▸ Required work
Repeat the material in full. Keep every line exactly as it is.

▸ Records provided
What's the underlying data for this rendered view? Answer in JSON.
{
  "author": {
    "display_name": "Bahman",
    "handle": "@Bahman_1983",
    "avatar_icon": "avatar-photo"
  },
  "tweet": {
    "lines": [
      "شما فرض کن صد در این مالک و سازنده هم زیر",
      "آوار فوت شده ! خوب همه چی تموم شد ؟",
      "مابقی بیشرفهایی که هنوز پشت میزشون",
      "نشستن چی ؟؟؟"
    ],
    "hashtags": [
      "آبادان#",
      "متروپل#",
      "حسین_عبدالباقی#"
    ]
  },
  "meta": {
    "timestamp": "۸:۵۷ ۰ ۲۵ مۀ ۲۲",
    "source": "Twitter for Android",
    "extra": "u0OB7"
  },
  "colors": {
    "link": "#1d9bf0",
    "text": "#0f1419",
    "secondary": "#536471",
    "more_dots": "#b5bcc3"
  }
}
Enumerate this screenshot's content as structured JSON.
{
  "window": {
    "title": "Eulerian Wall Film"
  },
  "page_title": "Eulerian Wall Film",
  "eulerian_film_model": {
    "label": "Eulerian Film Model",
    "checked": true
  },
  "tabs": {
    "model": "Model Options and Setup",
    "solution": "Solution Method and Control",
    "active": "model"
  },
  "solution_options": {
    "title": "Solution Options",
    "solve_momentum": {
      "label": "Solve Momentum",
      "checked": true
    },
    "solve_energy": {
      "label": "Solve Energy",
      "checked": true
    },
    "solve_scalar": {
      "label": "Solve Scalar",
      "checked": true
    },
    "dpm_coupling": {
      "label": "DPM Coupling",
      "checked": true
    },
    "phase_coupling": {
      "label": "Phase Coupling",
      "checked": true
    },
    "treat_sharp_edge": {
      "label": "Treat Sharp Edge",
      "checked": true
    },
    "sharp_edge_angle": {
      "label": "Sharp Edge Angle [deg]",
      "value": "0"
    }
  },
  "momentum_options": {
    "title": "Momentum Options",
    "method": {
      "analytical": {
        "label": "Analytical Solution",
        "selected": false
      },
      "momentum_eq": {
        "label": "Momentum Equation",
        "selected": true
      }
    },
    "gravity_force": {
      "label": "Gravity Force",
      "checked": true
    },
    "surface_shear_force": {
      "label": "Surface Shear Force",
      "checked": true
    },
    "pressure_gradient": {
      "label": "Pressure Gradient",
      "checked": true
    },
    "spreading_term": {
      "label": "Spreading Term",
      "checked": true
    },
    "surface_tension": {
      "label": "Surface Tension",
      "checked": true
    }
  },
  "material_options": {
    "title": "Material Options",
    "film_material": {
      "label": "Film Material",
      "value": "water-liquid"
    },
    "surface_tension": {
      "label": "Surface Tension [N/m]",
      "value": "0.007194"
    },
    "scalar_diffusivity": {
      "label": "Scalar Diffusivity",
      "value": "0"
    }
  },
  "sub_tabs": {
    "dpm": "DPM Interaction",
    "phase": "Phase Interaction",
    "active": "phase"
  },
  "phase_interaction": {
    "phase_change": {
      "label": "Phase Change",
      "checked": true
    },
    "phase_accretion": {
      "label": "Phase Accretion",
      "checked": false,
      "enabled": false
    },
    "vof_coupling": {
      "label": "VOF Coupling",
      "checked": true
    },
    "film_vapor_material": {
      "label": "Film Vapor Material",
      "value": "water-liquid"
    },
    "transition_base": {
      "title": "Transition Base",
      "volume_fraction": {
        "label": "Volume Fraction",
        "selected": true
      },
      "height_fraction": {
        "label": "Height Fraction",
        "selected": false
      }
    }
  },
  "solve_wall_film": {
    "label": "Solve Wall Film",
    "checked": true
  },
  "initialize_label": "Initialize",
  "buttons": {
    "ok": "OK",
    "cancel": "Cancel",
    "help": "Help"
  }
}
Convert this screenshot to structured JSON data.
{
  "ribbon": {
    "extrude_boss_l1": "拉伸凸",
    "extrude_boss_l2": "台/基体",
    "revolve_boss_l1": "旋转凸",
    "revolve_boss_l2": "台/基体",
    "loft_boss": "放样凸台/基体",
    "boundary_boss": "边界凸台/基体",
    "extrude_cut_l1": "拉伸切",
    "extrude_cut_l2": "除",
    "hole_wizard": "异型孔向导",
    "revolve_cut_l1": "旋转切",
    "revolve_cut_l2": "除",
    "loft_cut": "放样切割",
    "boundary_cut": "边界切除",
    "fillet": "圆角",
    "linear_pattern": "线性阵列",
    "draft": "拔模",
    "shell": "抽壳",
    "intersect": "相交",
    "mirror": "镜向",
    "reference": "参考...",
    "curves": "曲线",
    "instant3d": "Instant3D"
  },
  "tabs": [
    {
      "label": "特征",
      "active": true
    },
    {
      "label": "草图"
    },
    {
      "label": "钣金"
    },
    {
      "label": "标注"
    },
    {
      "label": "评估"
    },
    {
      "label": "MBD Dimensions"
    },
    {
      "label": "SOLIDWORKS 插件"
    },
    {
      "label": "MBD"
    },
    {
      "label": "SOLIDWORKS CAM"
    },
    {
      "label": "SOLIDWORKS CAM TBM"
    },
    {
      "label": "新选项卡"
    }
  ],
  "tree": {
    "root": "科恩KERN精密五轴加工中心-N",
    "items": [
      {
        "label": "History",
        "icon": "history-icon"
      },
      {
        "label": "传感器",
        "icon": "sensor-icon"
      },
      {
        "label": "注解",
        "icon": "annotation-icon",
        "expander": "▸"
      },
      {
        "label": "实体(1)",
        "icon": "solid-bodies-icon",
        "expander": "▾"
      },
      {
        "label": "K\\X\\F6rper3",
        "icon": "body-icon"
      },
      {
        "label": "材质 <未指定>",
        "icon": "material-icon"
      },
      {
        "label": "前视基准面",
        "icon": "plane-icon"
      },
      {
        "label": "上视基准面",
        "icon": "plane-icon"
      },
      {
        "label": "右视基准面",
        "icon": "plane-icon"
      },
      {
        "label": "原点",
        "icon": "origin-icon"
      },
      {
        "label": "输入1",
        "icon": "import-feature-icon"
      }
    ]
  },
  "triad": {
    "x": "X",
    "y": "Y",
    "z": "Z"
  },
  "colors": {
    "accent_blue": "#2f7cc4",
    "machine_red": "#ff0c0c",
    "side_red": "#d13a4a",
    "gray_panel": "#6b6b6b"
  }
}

▸ Exercise output
What's the underlying data for this rendered view? Answer in JSON.
{
  "author": {
    "display_name": "Bahman",
    "handle": "@Bahman_1983",
    "avatar_icon": "avatar-photo"
  },
  "tweet": {
    "lines": [
      "شما فرض کن صد در این مالک و سازنده هم زیر",
      "آوار فوت شده ! خوب همه چی تموم شد ؟",
      "مابقی بیشرفهایی که هنوز پشت میزشون",
      "نشستن چی ؟؟؟"
    ],
    "hashtags": [
      "آبادان#",
      "متروپل#",
      "حسین_عبدالباقی#"
    ]
  },
  "meta": {
    "timestamp": "۸:۵۷ ۰ ۲۵ مۀ ۲۲",
    "source": "Twitter for Android",
    "extra": "u0OB7"
  },
  "colors": {
    "link": "#1d9bf0",
    "text": "#0f1419",
    "secondary": "#536471",
    "more_dots": "#b5bcc3"
  }
}
Enumerate this screenshot's content as structured JSON.
{
  "window": {
    "title": "Eulerian Wall Film"
  },
  "page_title": "Eulerian Wall Film",
  "eulerian_film_model": {
    "label": "Eulerian Film Model",
    "checked": true
  },
  "tabs": {
    "model": "Model Options and Setup",
    "solution": "Solution Method and Control",
    "active": "model"
  },
  "solution_options": {
    "title": "Solution Options",
    "solve_momentum": {
      "label": "Solve Momentum",
      "checked": true
    },
    "solve_energy": {
      "label": "Solve Energy",
      "checked": true
    },
    "solve_scalar": {
      "label": "Solve Scalar",
      "checked": true
    },
    "dpm_coupling": {
      "label": "DPM Coupling",
      "checked": true
    },
    "phase_coupling": {
      "label": "Phase Coupling",
      "checked": true
    },
    "treat_sharp_edge": {
      "label": "Treat Sharp Edge",
      "checked": true
    },
    "sharp_edge_angle": {
      "label": "Sharp Edge Angle [deg]",
      "value": "0"
    }
  },
  "momentum_options": {
    "title": "Momentum Options",
    "method": {
      "analytical": {
        "label": "Analytical Solution",
        "selected": false
      },
      "momentum_eq": {
        "label": "Momentum Equation",
        "selected": true
      }
    },
    "gravity_force": {
      "label": "Gravity Force",
      "checked": true
    },
    "surface_shear_force": {
      "label": "Surface Shear Force",
      "checked": true
    },
    "pressure_gradient": {
      "label": "Pressure Gradient",
      "checked": true
    },
    "spreading_term": {
      "label": "Spreading Term",
      "checked": true
    },
    "surface_tension": {
      "label": "Surface Tension",
      "checked": true
    }
  },
  "material_options": {
    "title": "Material Options",
    "film_material": {
      "label": "Film Material",
      "value": "water-liquid"
    },
    "surface_tension": {
      "label": "Surface Tension [N/m]",
      "value": "0.007194"
    },
    "scalar_diffusivity": {
      "label": "Scalar Diffusivity",
      "value": "0"
    }
  },
  "sub_tabs": {
    "dpm": "DPM Interaction",
    "phase": "Phase Interaction",
    "active": "phase"
  },
  "phase_interaction": {
    "phase_change": {
      "label": "Phase Change",
      "checked": true
    },
    "phase_accretion": {
      "label": "Phase Accretion",
      "checked": false,
      "enabled": false
    },
    "vof_coupling": {
      "label": "VOF Coupling",
      "checked": true
    },
    "film_vapor_material": {
      "label": "Film Vapor Material",
      "value": "water-liquid"
    },
    "transition_base": {
      "title": "Transition Base",
      "volume_fraction": {
        "label": "Volume Fraction",
        "selected": true
      },
      "height_fraction": {
        "label": "Height Fraction",
        "selected": false
      }
    }
  },
  "solve_wall_film": {
    "label": "Solve Wall Film",
    "checked": true
  },
  "initialize_label": "Initialize",
  "buttons": {
    "ok": "OK",
    "cancel": "Cancel",
    "help": "Help"
  }
}
Convert this screenshot to structured JSON data.
{
  "ribbon": {
    "extrude_boss_l1": "拉伸凸",
    "extrude_boss_l2": "台/基体",
    "revolve_boss_l1": "旋转凸",
    "revolve_boss_l2": "台/基体",
    "loft_boss": "放样凸台/基体",
    "boundary_boss": "边界凸台/基体",
    "extrude_cut_l1": "拉伸切",
    "extrude_cut_l2": "除",
    "hole_wizard": "异型孔向导",
    "revolve_cut_l1": "旋转切",
    "revolve_cut_l2": "除",
    "loft_cut": "放样切割",
    "boundary_cut": "边界切除",
    "fillet": "圆角",
    "linear_pattern": "线性阵列",
    "draft": "拔模",
    "shell": "抽壳",
    "intersect": "相交",
    "mirror": "镜向",
    "reference": "参考...",
    "curves": "曲线",
    "instant3d": "Instant3D"
  },
  "tabs": [
    {
      "label": "特征",
      "active": true
    },
    {
      "label": "草图"
    },
    {
      "label": "钣金"
    },
    {
      "label": "标注"
    },
    {
      "label": "评估"
    },
    {
      "label": "MBD Dimensions"
    },
    {
      "label": "SOLIDWORKS 插件"
    },
    {
      "label": "MBD"
    },
    {
      "label": "SOLIDWORKS CAM"
    },
    {
      "label": "SOLIDWORKS CAM TBM"
    },
    {
      "label": "新选项卡"
    }
  ],
  "tree": {
    "root": "科恩KERN精密五轴加工中心-N",
    "items": [
      {
        "label": "History",
        "icon": "history-icon"
      },
      {
        "label": "传感器",
        "icon": "sensor-icon"
      },
      {
        "label": "注解",
        "icon": "annotation-icon",
        "expander": "▸"
      },
      {
        "label": "实体(1)",
        "icon": "solid-bodies-icon",
        "expander": "▾"
      },
      {
        "label": "K\\X\\F6rper3",
        "icon": "body-icon"
      },
      {
        "label": "材质 <未指定>",
        "icon": "material-icon"
      },
      {
        "label": "前视基准面",
        "icon": "plane-icon"
      },
      {
        "label": "上视基准面",
        "icon": "plane-icon"
      },
      {
        "label": "右视基准面",
        "icon": "plane-icon"
      },
      {
        "label": "原点",
        "icon": "origin-icon"
      },
      {
        "label": "输入1",
        "icon": "import-feature-icon"
      }
    ]
  },
  "triad": {
    "x": "X",
    "y": "Y",
    "z": "Z"
  },
  "colors": {
    "accent_blue": "#2f7cc4",
    "machine_red": "#ff0c0c",
    "side_red": "#d13a4a",
    "gray_panel": "#6b6b6b"
  }
}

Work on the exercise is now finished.